**Exercise task**
Write every entry out again exactly, please, and skip the pictures.

**Provided material**

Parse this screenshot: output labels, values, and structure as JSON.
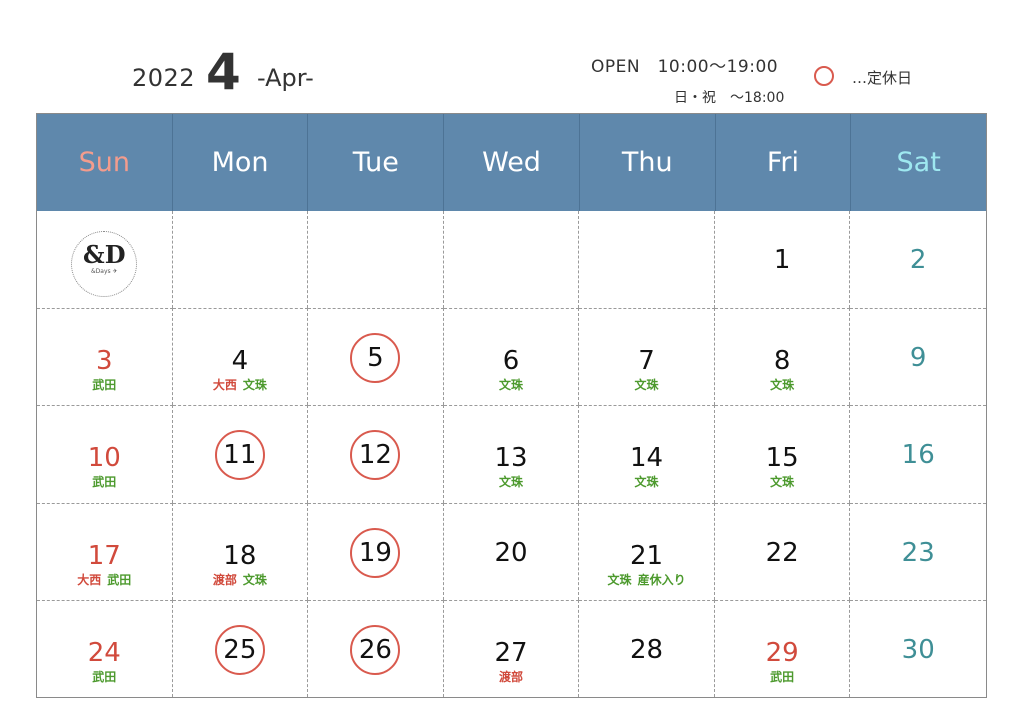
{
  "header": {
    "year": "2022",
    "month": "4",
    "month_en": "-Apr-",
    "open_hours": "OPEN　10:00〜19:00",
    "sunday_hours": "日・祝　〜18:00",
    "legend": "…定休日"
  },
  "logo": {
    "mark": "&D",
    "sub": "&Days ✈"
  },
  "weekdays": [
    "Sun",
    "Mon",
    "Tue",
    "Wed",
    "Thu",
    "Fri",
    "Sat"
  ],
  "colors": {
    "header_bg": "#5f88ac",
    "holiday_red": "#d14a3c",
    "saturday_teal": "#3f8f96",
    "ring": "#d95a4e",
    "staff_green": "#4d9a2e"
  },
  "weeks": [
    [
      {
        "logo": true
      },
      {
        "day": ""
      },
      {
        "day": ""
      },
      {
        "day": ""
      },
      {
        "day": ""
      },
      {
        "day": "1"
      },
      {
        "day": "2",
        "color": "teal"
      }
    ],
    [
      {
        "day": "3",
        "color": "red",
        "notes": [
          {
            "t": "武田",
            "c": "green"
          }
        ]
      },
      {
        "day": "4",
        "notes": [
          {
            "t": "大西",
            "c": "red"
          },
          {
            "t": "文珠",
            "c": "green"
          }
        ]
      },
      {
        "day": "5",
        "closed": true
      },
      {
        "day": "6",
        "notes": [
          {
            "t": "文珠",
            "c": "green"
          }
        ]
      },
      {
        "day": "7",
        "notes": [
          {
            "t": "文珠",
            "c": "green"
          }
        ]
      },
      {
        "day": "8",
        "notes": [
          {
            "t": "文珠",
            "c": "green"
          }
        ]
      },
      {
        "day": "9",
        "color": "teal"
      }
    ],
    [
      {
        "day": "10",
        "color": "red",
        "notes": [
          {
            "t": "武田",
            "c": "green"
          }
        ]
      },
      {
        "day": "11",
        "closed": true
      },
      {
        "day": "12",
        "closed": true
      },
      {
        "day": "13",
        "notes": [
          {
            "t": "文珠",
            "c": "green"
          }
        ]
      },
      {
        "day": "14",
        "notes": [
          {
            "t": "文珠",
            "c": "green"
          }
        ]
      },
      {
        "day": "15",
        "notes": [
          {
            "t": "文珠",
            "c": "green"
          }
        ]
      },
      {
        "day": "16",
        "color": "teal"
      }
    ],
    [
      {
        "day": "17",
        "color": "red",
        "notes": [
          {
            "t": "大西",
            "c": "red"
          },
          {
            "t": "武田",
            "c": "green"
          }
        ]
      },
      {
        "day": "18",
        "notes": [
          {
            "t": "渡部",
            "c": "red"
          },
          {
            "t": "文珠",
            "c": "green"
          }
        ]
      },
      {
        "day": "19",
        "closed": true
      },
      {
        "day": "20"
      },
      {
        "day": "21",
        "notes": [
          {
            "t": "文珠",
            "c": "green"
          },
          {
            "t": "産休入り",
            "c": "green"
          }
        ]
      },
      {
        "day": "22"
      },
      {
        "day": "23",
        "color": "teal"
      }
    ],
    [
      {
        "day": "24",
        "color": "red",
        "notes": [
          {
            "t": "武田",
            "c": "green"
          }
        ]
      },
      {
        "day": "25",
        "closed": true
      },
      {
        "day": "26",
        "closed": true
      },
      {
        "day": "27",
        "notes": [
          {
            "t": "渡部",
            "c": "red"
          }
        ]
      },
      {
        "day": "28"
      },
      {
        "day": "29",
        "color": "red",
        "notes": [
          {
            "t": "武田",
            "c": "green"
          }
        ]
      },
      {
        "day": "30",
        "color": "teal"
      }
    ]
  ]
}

**Reply to the exercise**
Parse this screenshot: output labels, values, and structure as JSON.
{
  "header": {
    "year": "2022",
    "month": "4",
    "month_en": "-Apr-",
    "open_hours": "OPEN　10:00〜19:00",
    "sunday_hours": "日・祝　〜18:00",
    "legend": "…定休日"
  },
  "logo": {
    "mark": "&D",
    "sub": "&Days ✈"
  },
  "weekdays": [
    "Sun",
    "Mon",
    "Tue",
    "Wed",
    "Thu",
    "Fri",
    "Sat"
  ],
  "colors": {
    "header_bg": "#5f88ac",
    "holiday_red": "#d14a3c",
    "saturday_teal": "#3f8f96",
    "ring": "#d95a4e",
    "staff_green": "#4d9a2e"
  },
  "weeks": [
    [
      {
        "logo": true
      },
      {
        "day": ""
      },
      {
        "day": ""
      },
      {
        "day": ""
      },
      {
        "day": ""
      },
      {
        "day": "1"
      },
      {
        "day": "2",
        "color": "teal"
      }
    ],
    [
      {
        "day": "3",
        "color": "red",
        "notes": [
          {
            "t": "武田",
            "c": "green"
          }
        ]
      },
      {
        "day": "4",
        "notes": [
          {
            "t": "大西",
            "c": "red"
          },
          {
            "t": "文珠",
            "c": "green"
          }
        ]
      },
      {
        "day": "5",
        "closed": true
      },
      {
        "day": "6",
        "notes": [
          {
            "t": "文珠",
            "c": "green"
          }
        ]
      },
      {
        "day": "7",
        "notes": [
          {
            "t": "文珠",
            "c": "green"
          }
        ]
      },
      {
        "day": "8",
        "notes": [
          {
            "t": "文珠",
            "c": "green"
          }
        ]
      },
      {
        "day": "9",
        "color": "teal"
      }
    ],
    [
      {
        "day": "10",
        "color": "red",
        "notes": [
          {
            "t": "武田",
            "c": "green"
          }
        ]
      },
      {
        "day": "11",
        "closed": true
      },
      {
        "day": "12",
        "closed": true
      },
      {
        "day": "13",
        "notes": [
          {
            "t": "文珠",
            "c": "green"
          }
        ]
      },
      {
        "day": "14",
        "notes": [
          {
            "t": "文珠",
            "c": "green"
          }
        ]
      },
      {
        "day": "15",
        "notes": [
          {
            "t": "文珠",
            "c": "green"
          }
        ]
      },
      {
        "day": "16",
        "color": "teal"
      }
    ],
    [
      {
        "day": "17",
        "color": "red",
        "notes": [
          {
            "t": "大西",
            "c": "red"
          },
          {
            "t": "武田",
            "c": "green"
          }
        ]
      },
      {
        "day": "18",
        "notes": [
          {
            "t": "渡部",
            "c": "red"
          },
          {
            "t": "文珠",
            "c": "green"
          }
        ]
      },
      {
        "day": "19",
        "closed": true
      },
      {
        "day": "20"
      },
      {
        "day": "21",
        "notes": [
          {
            "t": "文珠",
            "c": "green"
          },
          {
            "t": "産休入り",
            "c": "green"
          }
        ]
      },
      {
        "day": "22"
      },
      {
        "day": "23",
        "color": "teal"
      }
    ],
    [
      {
        "day": "24",
        "color": "red",
        "notes": [
          {
            "t": "武田",
            "c": "green"
          }
        ]
      },
      {
        "day": "25",
        "closed": true
      },
      {
        "day": "26",
        "closed": true
      },
      {
        "day": "27",
        "notes": [
          {
            "t": "渡部",
            "c": "red"
          }
        ]
      },
      {
        "day": "28"
      },
      {
        "day": "29",
        "color": "red",
        "notes": [
          {
            "t": "武田",
            "c": "green"
          }
        ]
      },
      {
        "day": "30",
        "color": "teal"
      }
    ]
  ]
}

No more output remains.